Return each line containing "gummies".

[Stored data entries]
*-*-*

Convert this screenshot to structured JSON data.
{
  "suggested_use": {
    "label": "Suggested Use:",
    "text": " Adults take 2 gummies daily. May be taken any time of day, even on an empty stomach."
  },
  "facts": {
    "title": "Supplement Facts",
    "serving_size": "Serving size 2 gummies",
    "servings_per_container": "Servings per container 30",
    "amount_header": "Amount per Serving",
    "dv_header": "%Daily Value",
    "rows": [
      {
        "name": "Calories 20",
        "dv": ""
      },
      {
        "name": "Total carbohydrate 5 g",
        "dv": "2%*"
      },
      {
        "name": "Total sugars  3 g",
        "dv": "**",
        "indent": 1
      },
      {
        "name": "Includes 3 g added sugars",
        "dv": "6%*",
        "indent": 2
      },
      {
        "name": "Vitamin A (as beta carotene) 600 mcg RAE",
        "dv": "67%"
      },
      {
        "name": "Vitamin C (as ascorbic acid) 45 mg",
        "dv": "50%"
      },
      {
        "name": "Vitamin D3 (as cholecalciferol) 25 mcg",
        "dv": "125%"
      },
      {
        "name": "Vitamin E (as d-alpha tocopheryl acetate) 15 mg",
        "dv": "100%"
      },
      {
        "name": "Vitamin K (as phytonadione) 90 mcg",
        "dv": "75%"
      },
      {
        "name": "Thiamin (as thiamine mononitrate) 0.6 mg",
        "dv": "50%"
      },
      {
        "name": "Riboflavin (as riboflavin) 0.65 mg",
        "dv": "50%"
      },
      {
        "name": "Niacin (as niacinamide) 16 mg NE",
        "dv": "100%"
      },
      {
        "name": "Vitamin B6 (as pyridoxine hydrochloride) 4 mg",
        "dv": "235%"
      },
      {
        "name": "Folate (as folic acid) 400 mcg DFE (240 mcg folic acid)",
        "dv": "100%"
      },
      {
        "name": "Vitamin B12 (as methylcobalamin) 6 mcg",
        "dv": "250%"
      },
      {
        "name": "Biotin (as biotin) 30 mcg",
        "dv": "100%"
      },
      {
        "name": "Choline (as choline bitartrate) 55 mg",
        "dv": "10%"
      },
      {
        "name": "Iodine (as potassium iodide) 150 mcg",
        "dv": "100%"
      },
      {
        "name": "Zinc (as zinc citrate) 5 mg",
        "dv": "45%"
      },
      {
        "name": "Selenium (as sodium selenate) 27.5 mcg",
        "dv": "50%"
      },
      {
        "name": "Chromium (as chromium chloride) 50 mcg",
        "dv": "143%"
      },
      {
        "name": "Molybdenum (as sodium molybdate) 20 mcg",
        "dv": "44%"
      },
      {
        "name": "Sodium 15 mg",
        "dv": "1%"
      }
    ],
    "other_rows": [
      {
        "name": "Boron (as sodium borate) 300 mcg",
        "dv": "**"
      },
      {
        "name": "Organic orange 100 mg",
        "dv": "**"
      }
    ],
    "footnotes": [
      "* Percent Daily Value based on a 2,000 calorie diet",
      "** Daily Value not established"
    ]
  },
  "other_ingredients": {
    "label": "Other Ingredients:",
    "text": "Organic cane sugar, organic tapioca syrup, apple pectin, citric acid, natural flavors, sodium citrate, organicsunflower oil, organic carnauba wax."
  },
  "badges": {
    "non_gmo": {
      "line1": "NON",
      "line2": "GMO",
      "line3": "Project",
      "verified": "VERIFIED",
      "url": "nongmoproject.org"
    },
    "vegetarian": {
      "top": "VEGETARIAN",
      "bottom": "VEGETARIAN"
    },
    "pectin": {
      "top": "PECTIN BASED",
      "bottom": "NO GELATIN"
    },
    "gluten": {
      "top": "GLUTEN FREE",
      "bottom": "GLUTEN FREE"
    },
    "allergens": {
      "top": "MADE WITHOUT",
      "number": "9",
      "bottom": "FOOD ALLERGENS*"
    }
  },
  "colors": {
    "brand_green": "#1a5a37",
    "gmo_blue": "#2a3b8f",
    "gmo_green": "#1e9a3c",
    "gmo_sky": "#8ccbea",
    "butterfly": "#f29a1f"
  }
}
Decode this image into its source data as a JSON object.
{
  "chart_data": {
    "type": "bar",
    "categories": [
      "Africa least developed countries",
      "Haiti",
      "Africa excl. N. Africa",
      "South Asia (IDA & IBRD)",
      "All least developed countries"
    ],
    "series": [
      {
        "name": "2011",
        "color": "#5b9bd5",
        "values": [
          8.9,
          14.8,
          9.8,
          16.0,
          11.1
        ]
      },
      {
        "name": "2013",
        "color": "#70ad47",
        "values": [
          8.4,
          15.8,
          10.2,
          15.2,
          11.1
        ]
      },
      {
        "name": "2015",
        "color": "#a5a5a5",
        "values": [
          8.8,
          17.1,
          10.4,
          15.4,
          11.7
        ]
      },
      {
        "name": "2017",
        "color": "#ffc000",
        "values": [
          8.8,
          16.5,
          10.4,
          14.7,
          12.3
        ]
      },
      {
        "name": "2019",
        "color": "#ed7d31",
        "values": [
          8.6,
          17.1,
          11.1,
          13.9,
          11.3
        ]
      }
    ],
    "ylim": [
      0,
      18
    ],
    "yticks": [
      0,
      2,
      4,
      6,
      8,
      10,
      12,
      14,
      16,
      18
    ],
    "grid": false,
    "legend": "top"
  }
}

*-*-*

SOLUTION TO THIS EXERCISE:
    "text": " Adults take 2 gummies daily. May be taken any time of day, even on an empty stomach."
    "serving_size": "Serving size 2 gummies",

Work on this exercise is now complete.